Pick out and copy every line below that has the word "กษาท".

BEGIN

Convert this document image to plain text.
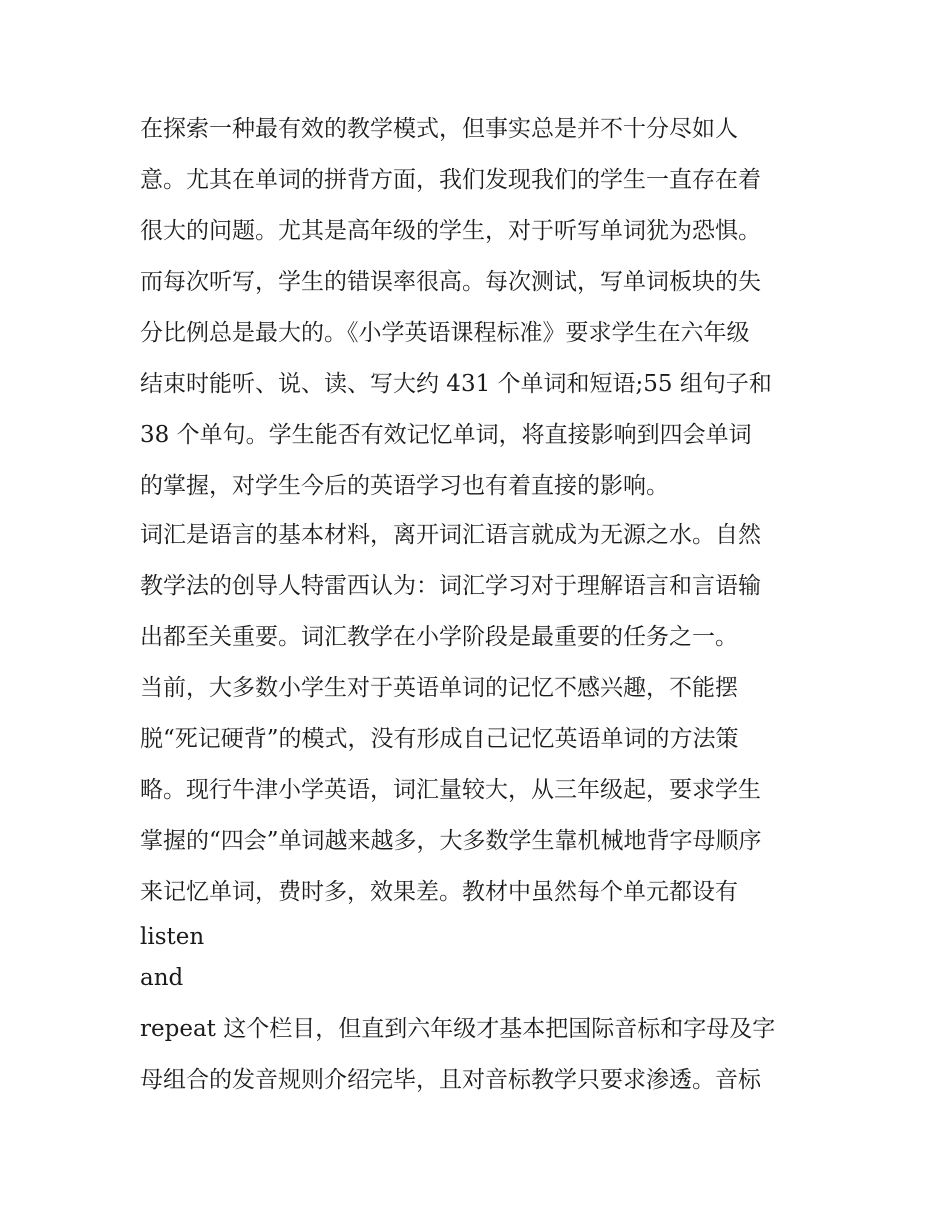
在探索一种最有效的教学模式，但事实总是并不十分尽如人
意。尤其在单词的拼背方面，我们发现我们的学生一直存在着
很大的问题。尤其是高年级的学生，对于听写单词犹为恐惧。
而每次听写，学生的错误率很高。每次测试，写单词板块的失
分比例总是最大的。《小学英语课程标准》要求学生在六年级
结束时能听、说、读、写大约 431 个单词和短语;55 组句子和
38 个单句。学生能否有效记忆单词，将直接影响到四会单词
的掌握，对学生今后的英语学习也有着直接的影响。
词汇是语言的基本材料，离开词汇语言就成为无源之水。自然
教学法的创导人特雷西认为：词汇学习对于理解语言和言语输
出都至关重要。词汇教学在小学阶段是最重要的任务之一。
当前，大多数小学生对于英语单词的记忆不感兴趣，不能摆
脱“死记硬背”的模式，没有形成自己记忆英语单词的方法策
略。现行牛津小学英语，词汇量较大，从三年级起，要求学生
掌握的“四会”单词越来越多，大多数学生靠机械地背字母顺序
来记忆单词，费时多，效果差。教材中虽然每个单元都设有
listen
and
repeat 这个栏目，但直到六年级才基本把国际音标和字母及字
母组合的发音规则介绍完毕，且对音标教学只要求渗透。音标
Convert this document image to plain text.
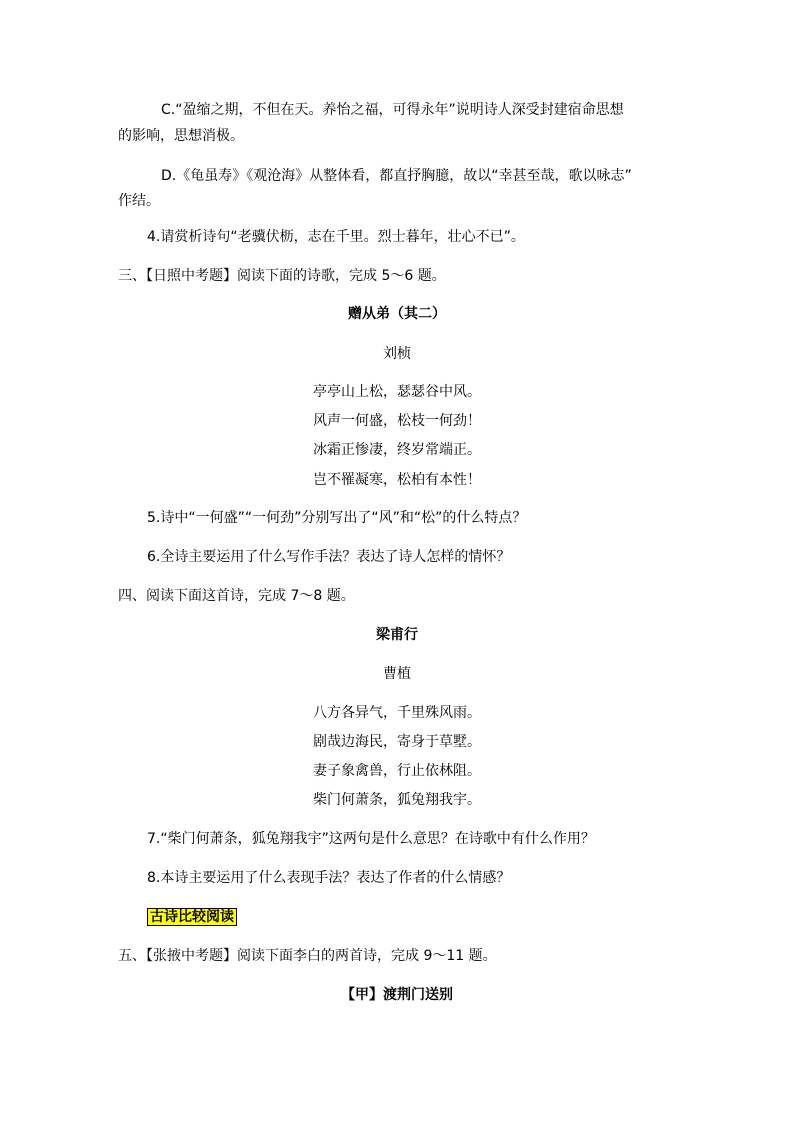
C.“盈缩之期，不但在天。养怡之福，可得永年”说明诗人深受封建宿命思想
的影响，思想消极。
D.《龟虽寿》《观沧海》从整体看，都直抒胸臆，故以“幸甚至哉，歌以咏志”
作结。
4.请赏析诗句“老骥伏枥，志在千里。烈士暮年，壮心不已”。
三、【日照中考题】阅读下面的诗歌，完成 5～6 题。
赠从弟（其二）
刘桢
亭亭山上松，瑟瑟谷中风。
风声一何盛，松枝一何劲！
冰霜正惨凄，终岁常端正。
岂不罹凝寒，松柏有本性！
5.诗中“一何盛”“一何劲”分别写出了“风”和“松”的什么特点？
6.全诗主要运用了什么写作手法？表达了诗人怎样的情怀？
四、阅读下面这首诗，完成 7～8 题。
梁甫行
曹植
八方各异气，千里殊风雨。
剧哉边海民，寄身于草墅。
妻子象禽兽，行止依林阻。
柴门何萧条，狐兔翔我宇。
7.“柴门何萧条，狐兔翔我宇”这两句是什么意思？在诗歌中有什么作用？
8.本诗主要运用了什么表现手法？表达了作者的什么情感？
古诗比较阅读
五、【张掖中考题】阅读下面李白的两首诗，完成 9～11 题。
【甲】渡荆门送别
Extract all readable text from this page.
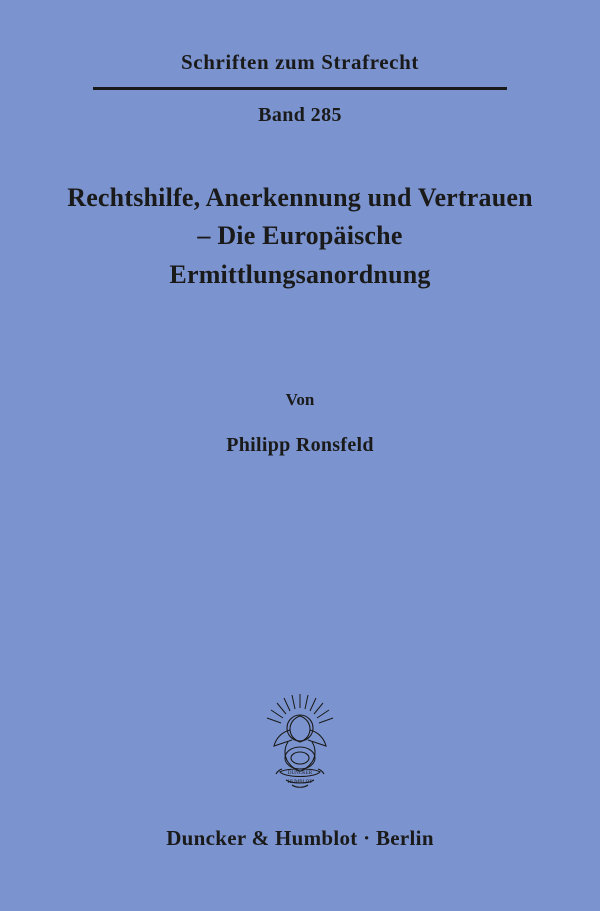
Schriften zum Strafrecht
Band 285
Rechtshilfe, Anerkennung und Vertrauen – Die Europäische Ermittlungsanordnung
Von
Philipp Ronsfeld
DUNCKER
HUMBLOT
Duncker & Humblot · Berlin
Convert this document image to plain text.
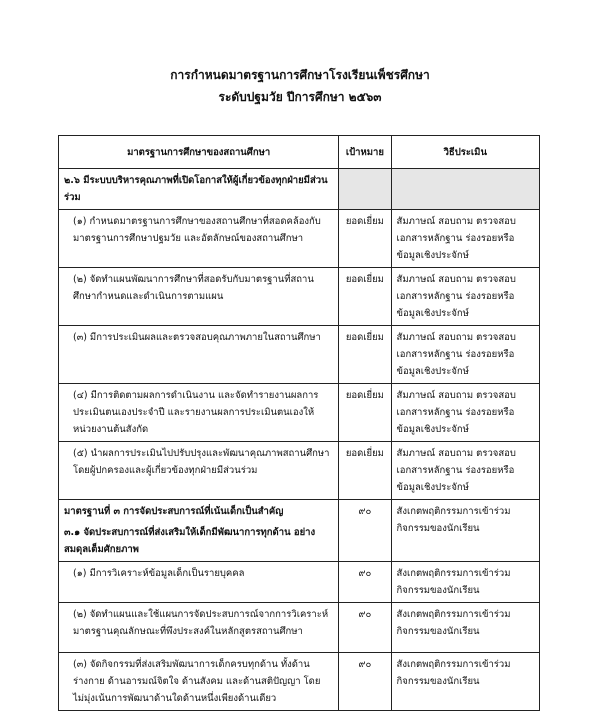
การกำหนดมาตรฐานการศึกษาโรงเรียนเพ็ชรศึกษา
ระดับปฐมวัย ปีการศึกษา ๒๕๖๓
มาตรฐานการศึกษาของสถานศึกษา	เป้าหมาย	วิธีประเมิน
๒.๖ มีระบบบริหารคุณภาพที่เปิดโอกาสให้ผู้เกี่ยวข้องทุกฝ่ายมีส่วนร่วม		
(๑) กำหนดมาตรฐานการศึกษาของสถานศึกษาที่สอดคล้องกับมาตรฐานการศึกษาปฐมวัย และอัตลักษณ์ของสถานศึกษา	ยอดเยี่ยม	สัมภาษณ์ สอบถาม ตรวจสอบเอกสารหลักฐาน ร่องรอยหรือข้อมูลเชิงประจักษ์
(๒) จัดทำแผนพัฒนาการศึกษาที่สอดรับกับมาตรฐานที่สถานศึกษากำหนดและดำเนินการตามแผน	ยอดเยี่ยม	สัมภาษณ์ สอบถาม ตรวจสอบเอกสารหลักฐาน ร่องรอยหรือข้อมูลเชิงประจักษ์
(๓) มีการประเมินผลและตรวจสอบคุณภาพภายในสถานศึกษา	ยอดเยี่ยม	สัมภาษณ์ สอบถาม ตรวจสอบเอกสารหลักฐาน ร่องรอยหรือข้อมูลเชิงประจักษ์
(๔) มีการติดตามผลการดำเนินงาน และจัดทำรายงานผลการประเมินตนเองประจำปี และรายงานผลการประเมินตนเองให้หน่วยงานต้นสังกัด	ยอดเยี่ยม	สัมภาษณ์ สอบถาม ตรวจสอบเอกสารหลักฐาน ร่องรอยหรือข้อมูลเชิงประจักษ์
(๕) นำผลการประเมินไปปรับปรุงและพัฒนาคุณภาพสถานศึกษา โดยผู้ปกครองและผู้เกี่ยวข้องทุกฝ่ายมีส่วนร่วม	ยอดเยี่ยม	สัมภาษณ์ สอบถาม ตรวจสอบเอกสารหลักฐาน ร่องรอยหรือข้อมูลเชิงประจักษ์

มาตรฐานที่ ๓ การจัดประสบการณ์ที่เน้นเด็กเป็นสำคัญ
๓.๑ จัดประสบการณ์ที่ส่งเสริมให้เด็กมีพัฒนาการทุกด้าน อย่างสมดุลเต็มศักยภาพ	๙๐	สังเกตพฤติกรรมการเข้าร่วมกิจกรรมของนักเรียน
(๑) มีการวิเคราะห์ข้อมูลเด็กเป็นรายบุคคล	๙๐	สังเกตพฤติกรรมการเข้าร่วมกิจกรรมของนักเรียน
(๒) จัดทำแผนและใช้แผนการจัดประสบการณ์จากการวิเคราะห์มาตรฐานคุณลักษณะที่พึงประสงค์ในหลักสูตรสถานศึกษา	๙๐	สังเกตพฤติกรรมการเข้าร่วมกิจกรรมของนักเรียน
(๓) จัดกิจกรรมที่ส่งเสริมพัฒนาการเด็กครบทุกด้าน ทั้งด้านร่างกาย ด้านอารมณ์จิตใจ ด้านสังคม และด้านสติปัญญา โดย ไม่มุ่งเน้นการพัฒนาด้านใดด้านหนึ่งเพียงด้านเดียว	๙๐	สังเกตพฤติกรรมการเข้าร่วมกิจกรรมของนักเรียน
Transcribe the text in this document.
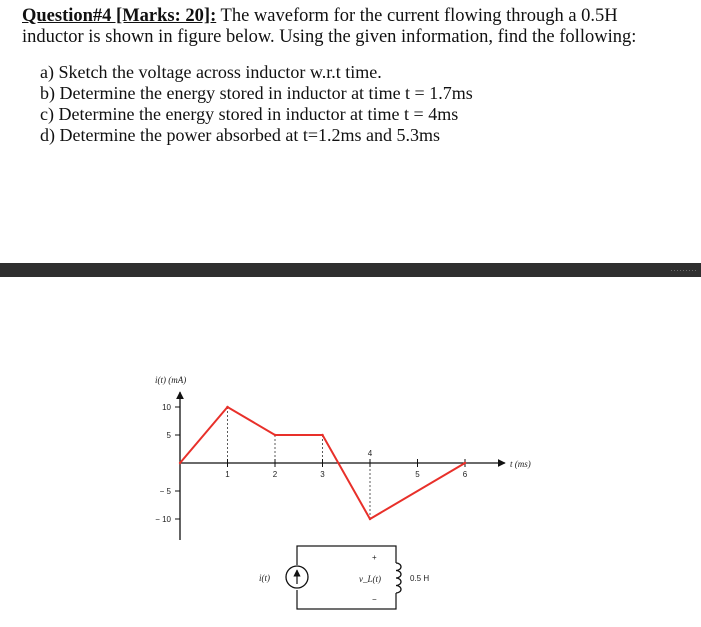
Question#4 [Marks: 20]: The waveform for the current flowing through a 0.5H
inductor is shown in figure below. Using the given information, find the following:
a) Sketch the voltage across inductor w.r.t time.
b) Determine the energy stored in inductor at time t = 1.7ms
c) Determine the energy stored in inductor at time t = 4ms
d) Determine the power absorbed at t=1.2ms and 5.3ms
·········
1	2	3
4
5	6
10
5
− 5
− 10
i(t) (mA)
t (ms)
i(t)	v_L(t)
+
−
0.5 H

END

Reply ▸
(๑) กำหนดมาตรฐานการศึกษาของสถานศึกษาที่สอดคล้องกับมาตรฐานการศึกษาปฐมวัย และอัตลักษณ์ของสถานศึกษา	ยอดเยี่ยม	สัมภาษณ์ สอบถาม ตรวจสอบเอกสารหลักฐาน ร่องรอยหรือข้อมูลเชิงประจักษ์
(๒) จัดทำแผนพัฒนาการศึกษาที่สอดรับกับมาตรฐานที่สถานศึกษากำหนดและดำเนินการตามแผน	ยอดเยี่ยม	สัมภาษณ์ สอบถาม ตรวจสอบเอกสารหลักฐาน ร่องรอยหรือข้อมูลเชิงประจักษ์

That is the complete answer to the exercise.